### PROBLEM
Repeat every record below exactly as it appears.

***** SUPPLIED MATERIAL *****

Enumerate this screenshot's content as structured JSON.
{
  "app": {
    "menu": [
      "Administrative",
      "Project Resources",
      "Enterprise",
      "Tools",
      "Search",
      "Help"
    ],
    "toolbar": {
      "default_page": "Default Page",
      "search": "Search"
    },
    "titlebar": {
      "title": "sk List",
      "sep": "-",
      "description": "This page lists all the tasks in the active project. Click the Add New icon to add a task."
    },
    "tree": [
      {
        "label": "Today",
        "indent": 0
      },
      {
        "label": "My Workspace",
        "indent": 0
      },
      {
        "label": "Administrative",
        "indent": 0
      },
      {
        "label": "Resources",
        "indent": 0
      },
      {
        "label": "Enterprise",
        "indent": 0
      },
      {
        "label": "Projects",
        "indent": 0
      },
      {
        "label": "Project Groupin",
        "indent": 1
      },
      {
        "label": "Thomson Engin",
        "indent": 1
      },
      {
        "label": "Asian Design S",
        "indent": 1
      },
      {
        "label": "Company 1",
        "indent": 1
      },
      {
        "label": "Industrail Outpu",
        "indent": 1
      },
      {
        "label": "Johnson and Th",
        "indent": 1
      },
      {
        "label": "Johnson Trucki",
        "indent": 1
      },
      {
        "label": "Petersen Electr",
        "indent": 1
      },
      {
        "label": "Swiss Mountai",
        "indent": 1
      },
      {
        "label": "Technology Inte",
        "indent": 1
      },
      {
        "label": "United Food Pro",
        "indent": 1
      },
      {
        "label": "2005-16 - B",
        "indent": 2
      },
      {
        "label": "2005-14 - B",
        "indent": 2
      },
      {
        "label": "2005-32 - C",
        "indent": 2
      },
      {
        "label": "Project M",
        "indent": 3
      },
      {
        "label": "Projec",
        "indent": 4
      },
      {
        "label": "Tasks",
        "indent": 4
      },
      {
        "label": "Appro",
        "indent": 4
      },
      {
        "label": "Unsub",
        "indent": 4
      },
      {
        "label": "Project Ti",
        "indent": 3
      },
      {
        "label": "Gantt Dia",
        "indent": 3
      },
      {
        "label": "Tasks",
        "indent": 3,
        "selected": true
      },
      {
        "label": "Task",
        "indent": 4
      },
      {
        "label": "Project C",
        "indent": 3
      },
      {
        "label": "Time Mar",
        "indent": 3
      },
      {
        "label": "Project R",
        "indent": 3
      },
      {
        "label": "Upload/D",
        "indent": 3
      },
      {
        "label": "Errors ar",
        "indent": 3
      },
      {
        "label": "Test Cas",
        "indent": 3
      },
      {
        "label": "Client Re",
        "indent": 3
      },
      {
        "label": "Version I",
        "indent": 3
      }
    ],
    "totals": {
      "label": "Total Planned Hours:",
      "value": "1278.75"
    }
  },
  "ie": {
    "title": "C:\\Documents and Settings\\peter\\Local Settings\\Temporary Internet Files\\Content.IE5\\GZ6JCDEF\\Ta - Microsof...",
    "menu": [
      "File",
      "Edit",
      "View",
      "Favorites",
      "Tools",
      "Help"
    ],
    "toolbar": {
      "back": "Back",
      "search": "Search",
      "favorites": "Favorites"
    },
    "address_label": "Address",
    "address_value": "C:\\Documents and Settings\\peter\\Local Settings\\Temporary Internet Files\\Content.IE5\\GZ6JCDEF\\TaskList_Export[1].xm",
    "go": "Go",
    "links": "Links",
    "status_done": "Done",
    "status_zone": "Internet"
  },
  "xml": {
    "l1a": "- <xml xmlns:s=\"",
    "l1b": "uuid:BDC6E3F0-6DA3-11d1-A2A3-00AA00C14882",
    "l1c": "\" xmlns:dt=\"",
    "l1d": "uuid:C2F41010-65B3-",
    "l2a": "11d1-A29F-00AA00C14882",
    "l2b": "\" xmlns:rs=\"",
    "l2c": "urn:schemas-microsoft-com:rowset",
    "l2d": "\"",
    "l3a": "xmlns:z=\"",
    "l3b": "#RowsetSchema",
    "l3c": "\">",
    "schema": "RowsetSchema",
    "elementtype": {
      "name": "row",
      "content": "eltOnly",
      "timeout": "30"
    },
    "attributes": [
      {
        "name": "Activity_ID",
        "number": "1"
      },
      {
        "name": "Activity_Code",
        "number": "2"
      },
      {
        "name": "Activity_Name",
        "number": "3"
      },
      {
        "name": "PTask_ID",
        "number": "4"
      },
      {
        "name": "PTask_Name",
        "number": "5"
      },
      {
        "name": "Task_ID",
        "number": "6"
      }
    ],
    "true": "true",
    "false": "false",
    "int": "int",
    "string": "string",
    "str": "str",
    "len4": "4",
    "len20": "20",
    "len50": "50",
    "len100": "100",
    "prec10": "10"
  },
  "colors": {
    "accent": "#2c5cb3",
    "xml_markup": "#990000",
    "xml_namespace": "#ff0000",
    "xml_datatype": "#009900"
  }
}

*****

### SOLUTION FOR THIS EXERCISE
Enumerate this screenshot's content as structured JSON.
{
  "app": {
    "menu": [
      "Administrative",
      "Project Resources",
      "Enterprise",
      "Tools",
      "Search",
      "Help"
    ],
    "toolbar": {
      "default_page": "Default Page",
      "search": "Search"
    },
    "titlebar": {
      "title": "sk List",
      "sep": "-",
      "description": "This page lists all the tasks in the active project. Click the Add New icon to add a task."
    },
    "tree": [
      {
        "label": "Today",
        "indent": 0
      },
      {
        "label": "My Workspace",
        "indent": 0
      },
      {
        "label": "Administrative",
        "indent": 0
      },
      {
        "label": "Resources",
        "indent": 0
      },
      {
        "label": "Enterprise",
        "indent": 0
      },
      {
        "label": "Projects",
        "indent": 0
      },
      {
        "label": "Project Groupin",
        "indent": 1
      },
      {
        "label": "Thomson Engin",
        "indent": 1
      },
      {
        "label": "Asian Design S",
        "indent": 1
      },
      {
        "label": "Company 1",
        "indent": 1
      },
      {
        "label": "Industrail Outpu",
        "indent": 1
      },
      {
        "label": "Johnson and Th",
        "indent": 1
      },
      {
        "label": "Johnson Trucki",
        "indent": 1
      },
      {
        "label": "Petersen Electr",
        "indent": 1
      },
      {
        "label": "Swiss Mountai",
        "indent": 1
      },
      {
        "label": "Technology Inte",
        "indent": 1
      },
      {
        "label": "United Food Pro",
        "indent": 1
      },
      {
        "label": "2005-16 - B",
        "indent": 2
      },
      {
        "label": "2005-14 - B",
        "indent": 2
      },
      {
        "label": "2005-32 - C",
        "indent": 2
      },
      {
        "label": "Project M",
        "indent": 3
      },
      {
        "label": "Projec",
        "indent": 4
      },
      {
        "label": "Tasks",
        "indent": 4
      },
      {
        "label": "Appro",
        "indent": 4
      },
      {
        "label": "Unsub",
        "indent": 4
      },
      {
        "label": "Project Ti",
        "indent": 3
      },
      {
        "label": "Gantt Dia",
        "indent": 3
      },
      {
        "label": "Tasks",
        "indent": 3,
        "selected": true
      },
      {
        "label": "Task",
        "indent": 4
      },
      {
        "label": "Project C",
        "indent": 3
      },
      {
        "label": "Time Mar",
        "indent": 3
      },
      {
        "label": "Project R",
        "indent": 3
      },
      {
        "label": "Upload/D",
        "indent": 3
      },
      {
        "label": "Errors ar",
        "indent": 3
      },
      {
        "label": "Test Cas",
        "indent": 3
      },
      {
        "label": "Client Re",
        "indent": 3
      },
      {
        "label": "Version I",
        "indent": 3
      }
    ],
    "totals": {
      "label": "Total Planned Hours:",
      "value": "1278.75"
    }
  },
  "ie": {
    "title": "C:\\Documents and Settings\\peter\\Local Settings\\Temporary Internet Files\\Content.IE5\\GZ6JCDEF\\Ta - Microsof...",
    "menu": [
      "File",
      "Edit",
      "View",
      "Favorites",
      "Tools",
      "Help"
    ],
    "toolbar": {
      "back": "Back",
      "search": "Search",
      "favorites": "Favorites"
    },
    "address_label": "Address",
    "address_value": "C:\\Documents and Settings\\peter\\Local Settings\\Temporary Internet Files\\Content.IE5\\GZ6JCDEF\\TaskList_Export[1].xm",
    "go": "Go",
    "links": "Links",
    "status_done": "Done",
    "status_zone": "Internet"
  },
  "xml": {
    "l1a": "- <xml xmlns:s=\"",
    "l1b": "uuid:BDC6E3F0-6DA3-11d1-A2A3-00AA00C14882",
    "l1c": "\" xmlns:dt=\"",
    "l1d": "uuid:C2F41010-65B3-",
    "l2a": "11d1-A29F-00AA00C14882",
    "l2b": "\" xmlns:rs=\"",
    "l2c": "urn:schemas-microsoft-com:rowset",
    "l2d": "\"",
    "l3a": "xmlns:z=\"",
    "l3b": "#RowsetSchema",
    "l3c": "\">",
    "schema": "RowsetSchema",
    "elementtype": {
      "name": "row",
      "content": "eltOnly",
      "timeout": "30"
    },
    "attributes": [
      {
        "name": "Activity_ID",
        "number": "1"
      },
      {
        "name": "Activity_Code",
        "number": "2"
      },
      {
        "name": "Activity_Name",
        "number": "3"
      },
      {
        "name": "PTask_ID",
        "number": "4"
      },
      {
        "name": "PTask_Name",
        "number": "5"
      },
      {
        "name": "Task_ID",
        "number": "6"
      }
    ],
    "true": "true",
    "false": "false",
    "int": "int",
    "string": "string",
    "str": "str",
    "len4": "4",
    "len20": "20",
    "len50": "50",
    "len100": "100",
    "prec10": "10"
  },
  "colors": {
    "accent": "#2c5cb3",
    "xml_markup": "#990000",
    "xml_namespace": "#ff0000",
    "xml_datatype": "#009900"
  }
}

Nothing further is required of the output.